-- start --
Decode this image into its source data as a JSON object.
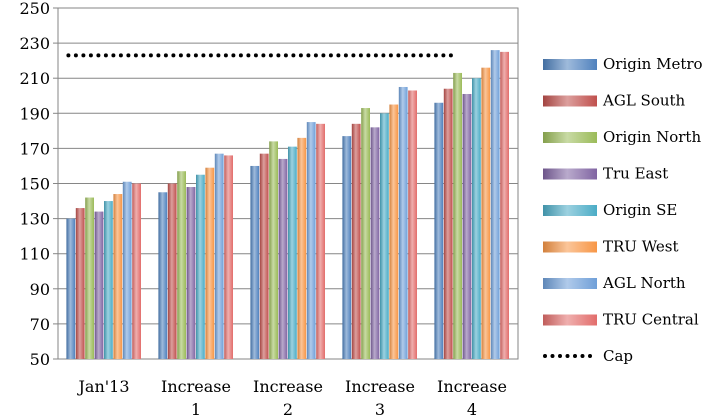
{
  "chart_data": {
    "type": "bar",
    "title": "",
    "xlabel": "",
    "ylabel": "",
    "ylim": [
      50,
      250
    ],
    "yticks": [
      50,
      70,
      90,
      110,
      130,
      150,
      170,
      190,
      210,
      230,
      250
    ],
    "grid": true,
    "legend_position": "right",
    "categories": [
      [
        "Jan'13"
      ],
      [
        "Increase",
        "1"
      ],
      [
        "Increase",
        "2"
      ],
      [
        "Increase",
        "3"
      ],
      [
        "Increase",
        "4"
      ]
    ],
    "series": [
      {
        "name": "Origin Metro",
        "color": "#4f81bd",
        "values": [
          130,
          145,
          160,
          177,
          196
        ]
      },
      {
        "name": "AGL South",
        "color": "#c0504d",
        "values": [
          136,
          150,
          167,
          184,
          204
        ]
      },
      {
        "name": "Origin North",
        "color": "#9bbb59",
        "values": [
          142,
          157,
          174,
          193,
          213
        ]
      },
      {
        "name": "Tru East",
        "color": "#8064a2",
        "values": [
          134,
          148,
          164,
          182,
          201
        ]
      },
      {
        "name": "Origin SE",
        "color": "#4bacc6",
        "values": [
          140,
          155,
          171,
          190,
          210
        ]
      },
      {
        "name": "TRU West",
        "color": "#f79646",
        "values": [
          144,
          159,
          176,
          195,
          216
        ]
      },
      {
        "name": "AGL North",
        "color": "#6f9fd8",
        "values": [
          151,
          167,
          185,
          205,
          226
        ]
      },
      {
        "name": "TRU Central",
        "color": "#e26d6b",
        "values": [
          150,
          166,
          184,
          203,
          225
        ]
      }
    ],
    "cap": {
      "name": "Cap",
      "value": 223,
      "color": "#000000"
    }
  }
}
-- end --
• **JOB**: Repeat the material above verbatim. Leave the pictures behind.

• **TASK ANSWER**:
Decode this image into its source data as a JSON object.
{
  "chart_data": {
    "type": "bar",
    "title": "",
    "xlabel": "",
    "ylabel": "",
    "ylim": [
      50,
      250
    ],
    "yticks": [
      50,
      70,
      90,
      110,
      130,
      150,
      170,
      190,
      210,
      230,
      250
    ],
    "grid": true,
    "legend_position": "right",
    "categories": [
      [
        "Jan'13"
      ],
      [
        "Increase",
        "1"
      ],
      [
        "Increase",
        "2"
      ],
      [
        "Increase",
        "3"
      ],
      [
        "Increase",
        "4"
      ]
    ],
    "series": [
      {
        "name": "Origin Metro",
        "color": "#4f81bd",
        "values": [
          130,
          145,
          160,
          177,
          196
        ]
      },
      {
        "name": "AGL South",
        "color": "#c0504d",
        "values": [
          136,
          150,
          167,
          184,
          204
        ]
      },
      {
        "name": "Origin North",
        "color": "#9bbb59",
        "values": [
          142,
          157,
          174,
          193,
          213
        ]
      },
      {
        "name": "Tru East",
        "color": "#8064a2",
        "values": [
          134,
          148,
          164,
          182,
          201
        ]
      },
      {
        "name": "Origin SE",
        "color": "#4bacc6",
        "values": [
          140,
          155,
          171,
          190,
          210
        ]
      },
      {
        "name": "TRU West",
        "color": "#f79646",
        "values": [
          144,
          159,
          176,
          195,
          216
        ]
      },
      {
        "name": "AGL North",
        "color": "#6f9fd8",
        "values": [
          151,
          167,
          185,
          205,
          226
        ]
      },
      {
        "name": "TRU Central",
        "color": "#e26d6b",
        "values": [
          150,
          166,
          184,
          203,
          225
        ]
      }
    ],
    "cap": {
      "name": "Cap",
      "value": 223,
      "color": "#000000"
    }
  }
}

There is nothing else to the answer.